## Set exercise:
Images excluded, repeat each entry below exactly.

## The records:
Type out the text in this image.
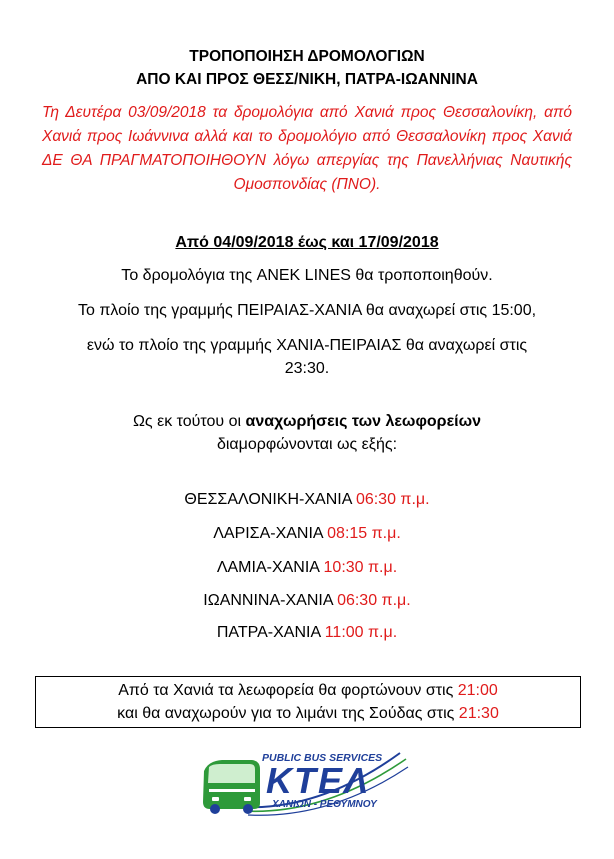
ΤΡΟΠΟΠΟΙΗΣΗ ΔΡΟΜΟΛΟΓΙΩΝ
ΑΠΟ ΚΑΙ ΠΡΟΣ ΘΕΣΣ/ΝΙΚΗ, ΠΑΤΡΑ-ΙΩΑΝΝΙΝΑ
Τη Δευτέρα 03/09/2018 τα δρομολόγια από Χανιά προς Θεσσαλονίκη, από Χανιά προς Ιωάννινα αλλά και το δρομολόγιο από Θεσσαλονίκη προς Χανιά ΔΕ ΘΑ ΠΡΑΓΜΑΤΟΠΟΙΗΘΟΥΝ λόγω απεργίας της Πανελλήνιας Ναυτικής Ομοσπονδίας (ΠΝΟ).
Από 04/09/2018 έως και 17/09/2018
Το δρομολόγια της ANEK LINES θα τροποποιηθούν.
Το πλοίο της γραμμής ΠΕΙΡΑΙΑΣ-ΧΑΝΙΑ θα αναχωρεί στις 15:00,
ενώ το πλοίο της γραμμής ΧΑΝΙΑ-ΠΕΙΡΑΙΑΣ θα αναχωρεί στις
23:30.
Ως εκ τούτου οι αναχωρήσεις των λεωφορείων
διαμορφώνονται ως εξής:
ΘΕΣΣΑΛΟΝΙΚΗ-ΧΑΝΙΑ 06:30 π.μ.
ΛΑΡΙΣΑ-ΧΑΝΙΑ 08:15 π.μ.
ΛΑΜΙΑ-ΧΑΝΙΑ 10:30 π.μ.
ΙΩΑΝΝΙΝΑ-ΧΑΝΙΑ 06:30 π.μ.
ΠΑΤΡΑ-ΧΑΝΙΑ 11:00 π.μ.
Από τα Χανιά τα λεωφορεία θα φορτώνουν στις 21:00
και θα αναχωρούν για το λιμάνι της Σούδας στις 21:30
PUBLIC BUS SERVICES
ΚΤΕΛ
ΧΑΝΙΩΝ - ΡΕΘΥΜΝΟΥ
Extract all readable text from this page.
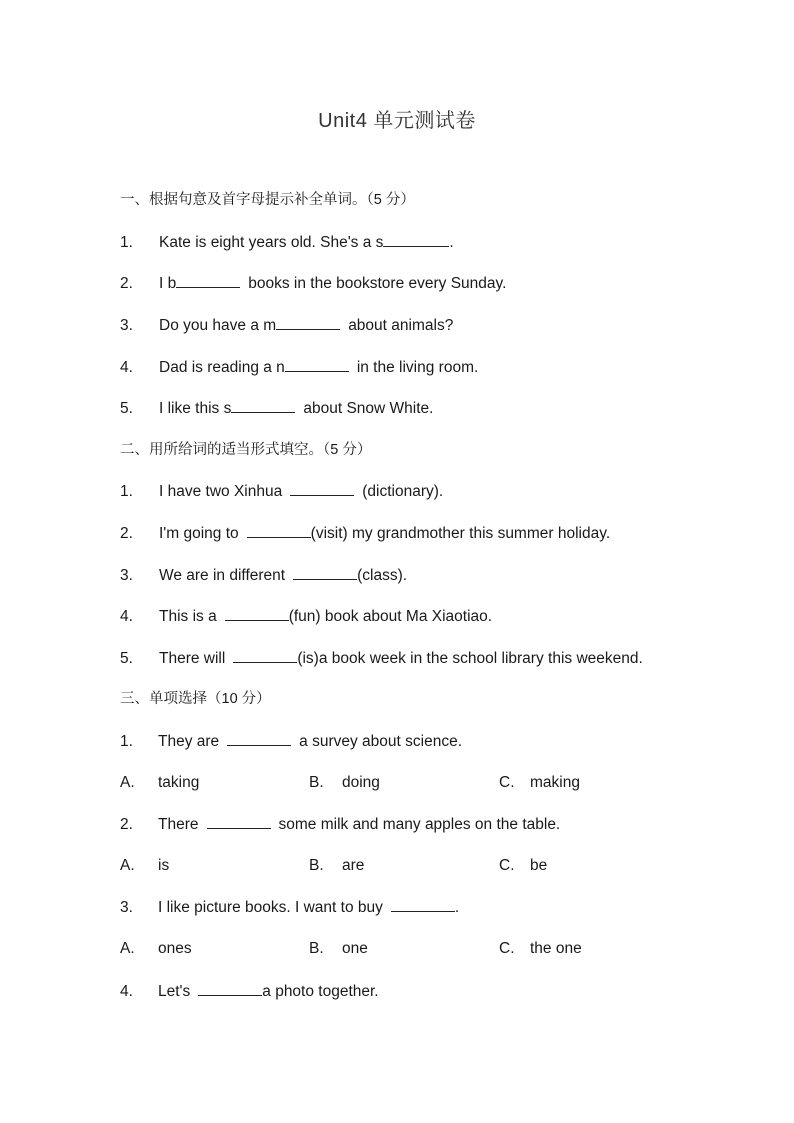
Unit4 单元测试卷
一、根据句意及首字母提示补全单词。（5 分）
1. Kate is eight years old. She's a s	.
2. I b	books in the bookstore every Sunday.
3. Do you have a m	about animals?
4. Dad is reading a n	in the living room.
5. I like this s	about Snow White.
二、用所给词的适当形式填空。（5 分）
1. I have two Xinhua	(dictionary).
2. I'm going to	(visit) my grandmother this summer holiday.
3. We are in different	(class).
4. This is a	(fun) book about Ma Xiaotiao.
5. There will	(is)a book week in the school library this weekend.
三、单项选择（10 分）
1. They are	a survey about science.
A. taking	B. doing	C. making
2. There	some milk and many apples on the table.
A. is	B. are	C. be
3. I like picture books. I want to buy	.
A. ones	B. one	C. the one
4. Let's	a photo together.
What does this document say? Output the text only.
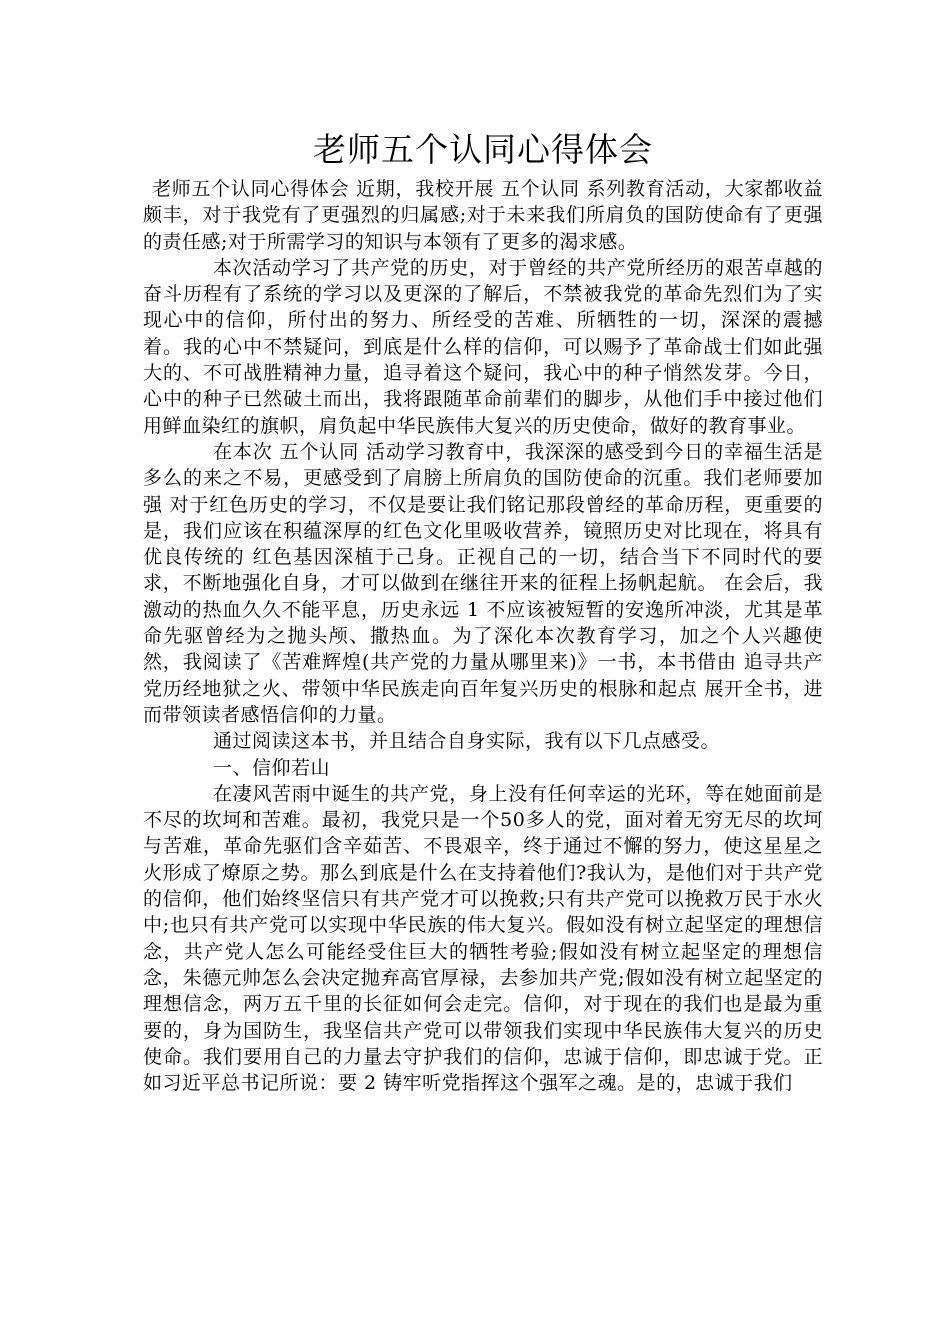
老师五个认同心得体会

老师五个认同心得体会 近期，我校开展 五个认同 系列教育活动，大家都收益颇丰，对于我党有了更强烈的归属感;对于未来我们所肩负的国防使命有了更强的责任感;对于所需学习的知识与本领有了更多的渴求感。

本次活动学习了共产党的历史，对于曾经的共产党所经历的艰苦卓越的奋斗历程有了系统的学习以及更深的了解后，不禁被我党的革命先烈们为了实现心中的信仰，所付出的努力、所经受的苦难、所牺牲的一切，深深的震撼着。我的心中不禁疑问，到底是什么样的信仰，可以赐予了革命战士们如此强大的、不可战胜精神力量，追寻着这个疑问，我心中的种子悄然发芽。今日，心中的种子已然破土而出，我将跟随革命前辈们的脚步，从他们手中接过他们用鲜血染红的旗帜，肩负起中华民族伟大复兴的历史使命，做好的教育事业。

在本次 五个认同 活动学习教育中，我深深的感受到今日的幸福生活是多么的来之不易，更感受到了肩膀上所肩负的国防使命的沉重。我们老师要加强 对于红色历史的学习，不仅是要让我们铭记那段曾经的革命历程，更重要的是，我们应该在积蕴深厚的红色文化里吸收营养，镜照历史对比现在，将具有优良传统的 红色基因深植于己身。正视自己的一切，结合当下不同时代的要求，不断地强化自身，才可以做到在继往开来的征程上扬帆起航。 在会后，我激动的热血久久不能平息，历史永远 1 不应该被短暂的安逸所冲淡，尤其是革命先驱曾经为之抛头颅、撒热血。为了深化本次教育学习，加之个人兴趣使然，我阅读了《苦难辉煌(共产党的力量从哪里来)》一书，本书借由 追寻共产党历经地狱之火、带领中华民族走向百年复兴历史的根脉和起点 展开全书，进而带领读者感悟信仰的力量。

通过阅读这本书，并且结合自身实际，我有以下几点感受。

一、信仰若山

在凄风苦雨中诞生的共产党，身上没有任何幸运的光环，等在她面前是不尽的坎坷和苦难。最初，我党只是一个50多人的党，面对着无穷无尽的坎坷与苦难，革命先驱们含辛茹苦、不畏艰辛，终于通过不懈的努力，使这星星之火形成了燎原之势。那么到底是什么在支持着他们?我认为，是他们对于共产党的信仰，他们始终坚信只有共产党才可以挽救;只有共产党可以挽救万民于水火中;也只有共产党可以实现中华民族的伟大复兴。假如没有树立起坚定的理想信念，共产党人怎么可能经受住巨大的牺牲考验;假如没有树立起坚定的理想信念，朱德元帅怎么会决定抛弃高官厚禄，去参加共产党;假如没有树立起坚定的理想信念，两万五千里的长征如何会走完。信仰，对于现在的我们也是最为重要的，身为国防生，我坚信共产党可以带领我们实现中华民族伟大复兴的历史使命。我们要用自己的力量去守护我们的信仰，忠诚于信仰，即忠诚于党。正如习近平总书记所说：要 2 铸牢听党指挥这个强军之魂。是的，忠诚于我们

## Answer to this problem:
Type out the text in this image.
ΤΡΟΠΟΠΟΙΗΣΗ ΔΡΟΜΟΛΟΓΙΩΝ
ΑΠΟ ΚΑΙ ΠΡΟΣ ΘΕΣΣ/ΝΙΚΗ, ΠΑΤΡΑ-ΙΩΑΝΝΙΝΑ
Τη Δευτέρα 03/09/2018 τα δρομολόγια από Χανιά προς Θεσσαλονίκη, από Χανιά προς Ιωάννινα αλλά και το δρομολόγιο από Θεσσαλονίκη προς Χανιά ΔΕ ΘΑ ΠΡΑΓΜΑΤΟΠΟΙΗΘΟΥΝ λόγω απεργίας της Πανελλήνιας Ναυτικής Ομοσπονδίας (ΠΝΟ).
Από 04/09/2018 έως και 17/09/2018
Το δρομολόγια της ANEK LINES θα τροποποιηθούν.
Το πλοίο της γραμμής ΠΕΙΡΑΙΑΣ-ΧΑΝΙΑ θα αναχωρεί στις 15:00,
ενώ το πλοίο της γραμμής ΧΑΝΙΑ-ΠΕΙΡΑΙΑΣ θα αναχωρεί στις
23:30.
Ως εκ τούτου οι αναχωρήσεις των λεωφορείων
διαμορφώνονται ως εξής:
ΘΕΣΣΑΛΟΝΙΚΗ-ΧΑΝΙΑ 06:30 π.μ.
ΛΑΡΙΣΑ-ΧΑΝΙΑ 08:15 π.μ.
ΛΑΜΙΑ-ΧΑΝΙΑ 10:30 π.μ.
ΙΩΑΝΝΙΝΑ-ΧΑΝΙΑ 06:30 π.μ.
ΠΑΤΡΑ-ΧΑΝΙΑ 11:00 π.μ.
Από τα Χανιά τα λεωφορεία θα φορτώνουν στις 21:00
και θα αναχωρούν για το λιμάνι της Σούδας στις 21:30
PUBLIC BUS SERVICES
ΚΤΕΛ
ΧΑΝΙΩΝ - ΡΕΘΥΜΝΟΥ
Extract all readable text from this page.
Unit4 单元测试卷
一、根据句意及首字母提示补全单词。（5 分）
1. Kate is eight years old. She's a s	.
2. I b	books in the bookstore every Sunday.
3. Do you have a m	about animals?
4. Dad is reading a n	in the living room.
5. I like this s	about Snow White.
二、用所给词的适当形式填空。（5 分）
1. I have two Xinhua	(dictionary).
2. I'm going to	(visit) my grandmother this summer holiday.
3. We are in different	(class).
4. This is a	(fun) book about Ma Xiaotiao.
5. There will	(is)a book week in the school library this weekend.
三、单项选择（10 分）
1. They are	a survey about science.
A. taking	B. doing	C. making
2. There	some milk and many apples on the table.
A. is	B. are	C. be
3. I like picture books. I want to buy	.
A. ones	B. one	C. the one
4. Let's	a photo together.
What does this document say? Output the text only.
老师五个认同心得体会

老师五个认同心得体会 近期，我校开展 五个认同 系列教育活动，大家都收益颇丰，对于我党有了更强烈的归属感;对于未来我们所肩负的国防使命有了更强的责任感;对于所需学习的知识与本领有了更多的渴求感。

本次活动学习了共产党的历史，对于曾经的共产党所经历的艰苦卓越的奋斗历程有了系统的学习以及更深的了解后，不禁被我党的革命先烈们为了实现心中的信仰，所付出的努力、所经受的苦难、所牺牲的一切，深深的震撼着。我的心中不禁疑问，到底是什么样的信仰，可以赐予了革命战士们如此强大的、不可战胜精神力量，追寻着这个疑问，我心中的种子悄然发芽。今日，心中的种子已然破土而出，我将跟随革命前辈们的脚步，从他们手中接过他们用鲜血染红的旗帜，肩负起中华民族伟大复兴的历史使命，做好的教育事业。

在本次 五个认同 活动学习教育中，我深深的感受到今日的幸福生活是多么的来之不易，更感受到了肩膀上所肩负的国防使命的沉重。我们老师要加强 对于红色历史的学习，不仅是要让我们铭记那段曾经的革命历程，更重要的是，我们应该在积蕴深厚的红色文化里吸收营养，镜照历史对比现在，将具有优良传统的 红色基因深植于己身。正视自己的一切，结合当下不同时代的要求，不断地强化自身，才可以做到在继往开来的征程上扬帆起航。 在会后，我激动的热血久久不能平息，历史永远 1 不应该被短暂的安逸所冲淡，尤其是革命先驱曾经为之抛头颅、撒热血。为了深化本次教育学习，加之个人兴趣使然，我阅读了《苦难辉煌(共产党的力量从哪里来)》一书，本书借由 追寻共产党历经地狱之火、带领中华民族走向百年复兴历史的根脉和起点 展开全书，进而带领读者感悟信仰的力量。

通过阅读这本书，并且结合自身实际，我有以下几点感受。

一、信仰若山

在凄风苦雨中诞生的共产党，身上没有任何幸运的光环，等在她面前是不尽的坎坷和苦难。最初，我党只是一个50多人的党，面对着无穷无尽的坎坷与苦难，革命先驱们含辛茹苦、不畏艰辛，终于通过不懈的努力，使这星星之火形成了燎原之势。那么到底是什么在支持着他们?我认为，是他们对于共产党的信仰，他们始终坚信只有共产党才可以挽救;只有共产党可以挽救万民于水火中;也只有共产党可以实现中华民族的伟大复兴。假如没有树立起坚定的理想信念，共产党人怎么可能经受住巨大的牺牲考验;假如没有树立起坚定的理想信念，朱德元帅怎么会决定抛弃高官厚禄，去参加共产党;假如没有树立起坚定的理想信念，两万五千里的长征如何会走完。信仰，对于现在的我们也是最为重要的，身为国防生，我坚信共产党可以带领我们实现中华民族伟大复兴的历史使命。我们要用自己的力量去守护我们的信仰，忠诚于信仰，即忠诚于党。正如习近平总书记所说：要 2 铸牢听党指挥这个强军之魂。是的，忠诚于我们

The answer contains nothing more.